DIRECTIONS | Every line that includes the word "divided" is to be listed.

Stored dataset items:
------------------------------
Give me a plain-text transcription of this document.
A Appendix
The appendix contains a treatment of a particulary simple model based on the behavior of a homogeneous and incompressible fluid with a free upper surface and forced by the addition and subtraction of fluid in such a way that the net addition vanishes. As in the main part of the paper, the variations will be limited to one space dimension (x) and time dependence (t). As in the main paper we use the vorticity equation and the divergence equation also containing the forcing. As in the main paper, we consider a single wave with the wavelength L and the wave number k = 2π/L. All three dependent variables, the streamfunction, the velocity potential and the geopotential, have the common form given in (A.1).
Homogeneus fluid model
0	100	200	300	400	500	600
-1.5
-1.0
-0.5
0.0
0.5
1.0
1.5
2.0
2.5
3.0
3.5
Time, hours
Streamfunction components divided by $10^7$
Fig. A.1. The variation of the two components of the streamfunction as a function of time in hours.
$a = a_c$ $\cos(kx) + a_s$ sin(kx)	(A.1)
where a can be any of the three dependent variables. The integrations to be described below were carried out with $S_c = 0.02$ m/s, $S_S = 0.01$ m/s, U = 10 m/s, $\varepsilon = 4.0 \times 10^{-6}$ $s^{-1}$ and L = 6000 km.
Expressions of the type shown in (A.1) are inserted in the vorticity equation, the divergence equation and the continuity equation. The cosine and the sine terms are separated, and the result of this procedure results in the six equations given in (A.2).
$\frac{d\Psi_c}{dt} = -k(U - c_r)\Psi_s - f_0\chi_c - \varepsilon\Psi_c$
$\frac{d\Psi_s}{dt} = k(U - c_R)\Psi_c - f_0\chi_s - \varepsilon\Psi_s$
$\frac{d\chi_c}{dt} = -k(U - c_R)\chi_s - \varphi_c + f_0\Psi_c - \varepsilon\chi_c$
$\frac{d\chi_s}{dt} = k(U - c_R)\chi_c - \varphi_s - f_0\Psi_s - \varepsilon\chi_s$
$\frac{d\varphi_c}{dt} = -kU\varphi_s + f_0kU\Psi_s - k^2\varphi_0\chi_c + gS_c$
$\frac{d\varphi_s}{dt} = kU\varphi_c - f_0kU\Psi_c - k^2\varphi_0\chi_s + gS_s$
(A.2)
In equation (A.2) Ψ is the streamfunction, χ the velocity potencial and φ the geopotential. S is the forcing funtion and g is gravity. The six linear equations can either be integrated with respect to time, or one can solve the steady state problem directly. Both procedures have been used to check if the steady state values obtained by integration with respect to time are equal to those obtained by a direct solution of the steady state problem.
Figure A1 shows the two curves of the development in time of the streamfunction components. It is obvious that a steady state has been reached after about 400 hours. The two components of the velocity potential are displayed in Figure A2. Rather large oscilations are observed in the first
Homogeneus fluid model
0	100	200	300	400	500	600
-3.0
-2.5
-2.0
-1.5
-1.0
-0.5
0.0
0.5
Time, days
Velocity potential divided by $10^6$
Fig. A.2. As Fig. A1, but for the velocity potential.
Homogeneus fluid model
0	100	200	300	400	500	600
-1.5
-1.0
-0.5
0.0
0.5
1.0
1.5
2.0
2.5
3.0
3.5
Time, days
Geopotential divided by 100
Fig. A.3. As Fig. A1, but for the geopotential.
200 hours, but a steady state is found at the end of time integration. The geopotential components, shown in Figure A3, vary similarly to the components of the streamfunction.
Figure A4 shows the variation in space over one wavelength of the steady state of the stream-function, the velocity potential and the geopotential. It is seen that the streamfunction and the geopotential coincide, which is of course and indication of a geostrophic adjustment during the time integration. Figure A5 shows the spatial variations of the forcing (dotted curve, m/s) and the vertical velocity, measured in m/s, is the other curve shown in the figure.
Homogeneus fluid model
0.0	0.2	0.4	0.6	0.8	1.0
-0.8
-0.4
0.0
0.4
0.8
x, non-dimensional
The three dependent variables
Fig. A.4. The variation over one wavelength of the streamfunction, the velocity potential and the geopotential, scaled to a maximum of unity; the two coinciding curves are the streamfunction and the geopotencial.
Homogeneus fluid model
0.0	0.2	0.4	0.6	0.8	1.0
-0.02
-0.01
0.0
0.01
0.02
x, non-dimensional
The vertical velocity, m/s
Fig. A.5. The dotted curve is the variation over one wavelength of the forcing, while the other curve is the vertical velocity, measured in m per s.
------------------------------
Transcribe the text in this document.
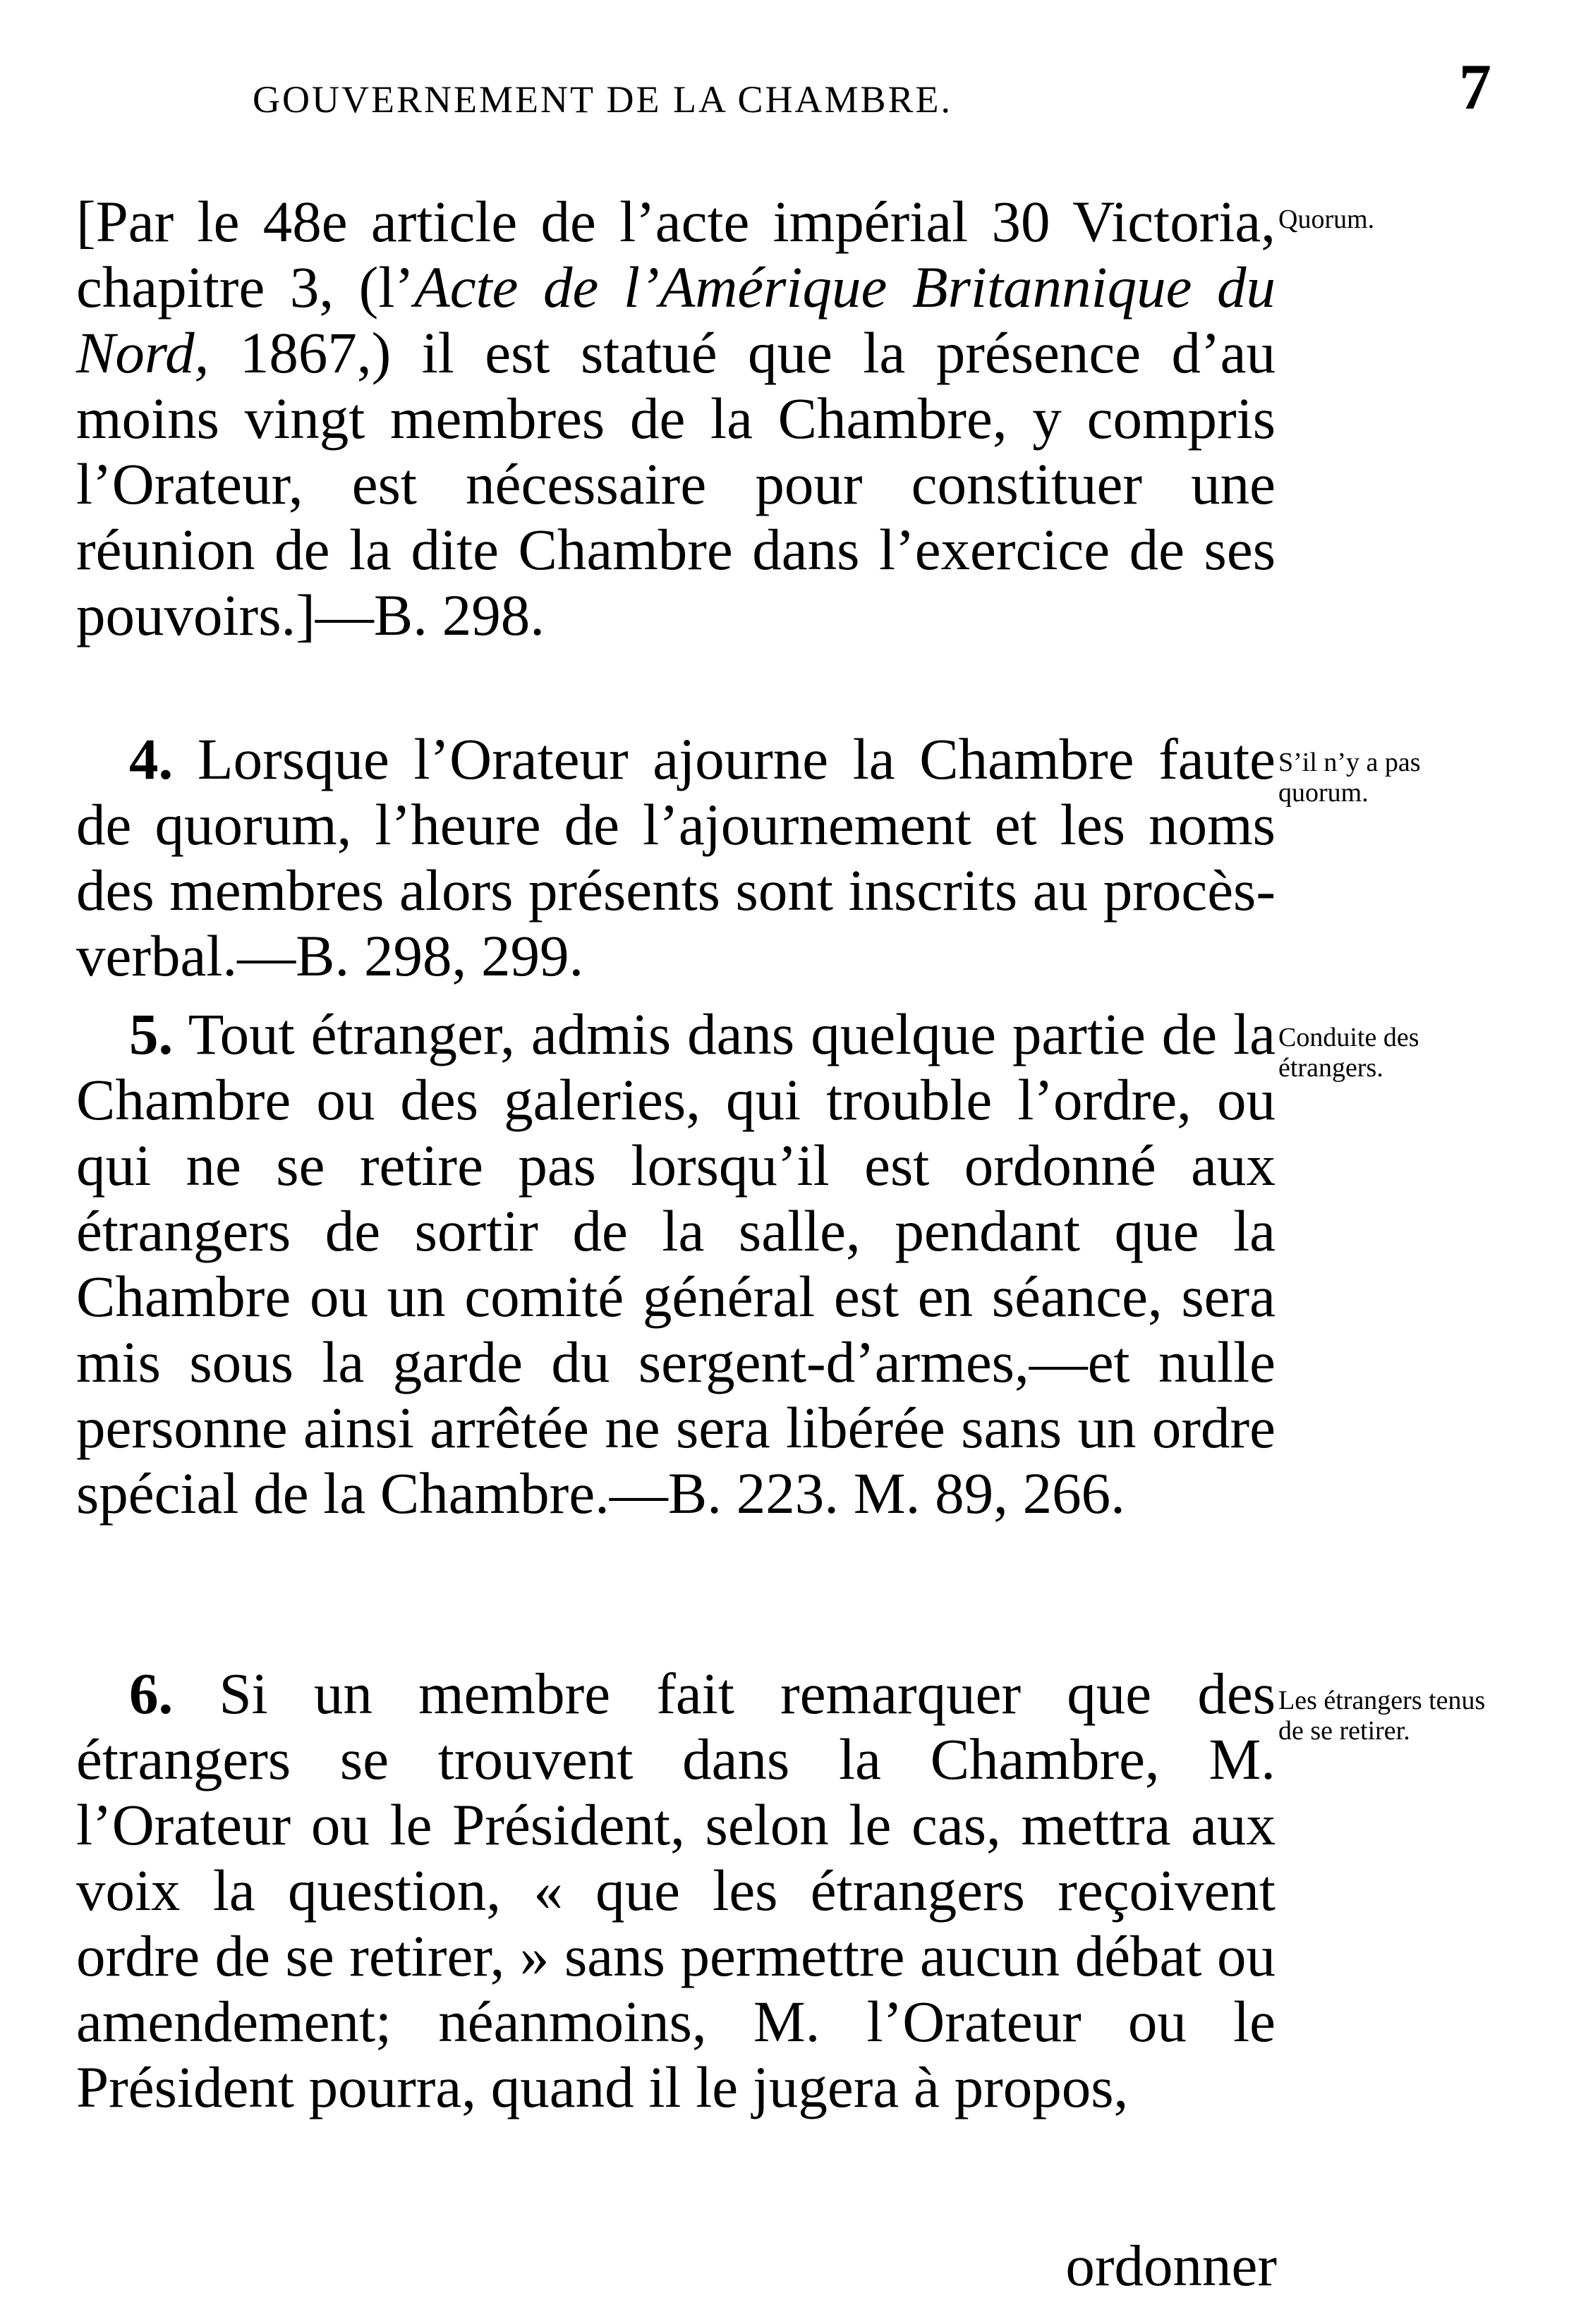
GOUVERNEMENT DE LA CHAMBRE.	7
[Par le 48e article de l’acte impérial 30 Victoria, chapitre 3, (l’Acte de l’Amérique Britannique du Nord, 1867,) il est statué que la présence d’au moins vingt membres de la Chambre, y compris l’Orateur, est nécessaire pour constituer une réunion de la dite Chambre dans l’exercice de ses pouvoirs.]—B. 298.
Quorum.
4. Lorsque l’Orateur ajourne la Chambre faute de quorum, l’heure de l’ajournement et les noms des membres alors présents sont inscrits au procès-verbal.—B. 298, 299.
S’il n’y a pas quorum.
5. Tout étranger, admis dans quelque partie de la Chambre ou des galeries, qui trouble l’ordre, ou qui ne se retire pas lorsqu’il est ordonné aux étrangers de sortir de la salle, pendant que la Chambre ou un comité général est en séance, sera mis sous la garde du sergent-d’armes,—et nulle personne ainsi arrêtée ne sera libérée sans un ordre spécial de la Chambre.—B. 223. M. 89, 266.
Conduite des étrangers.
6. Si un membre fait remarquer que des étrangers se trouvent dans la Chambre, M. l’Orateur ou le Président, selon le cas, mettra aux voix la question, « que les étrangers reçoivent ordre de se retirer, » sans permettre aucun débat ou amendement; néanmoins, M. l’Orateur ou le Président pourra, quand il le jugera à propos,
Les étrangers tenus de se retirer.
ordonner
------------------------------
FULL ANSWER |
Streamfunction components divided by $10^7$
Velocity potential divided by $10^6$
Geopotential divided by 100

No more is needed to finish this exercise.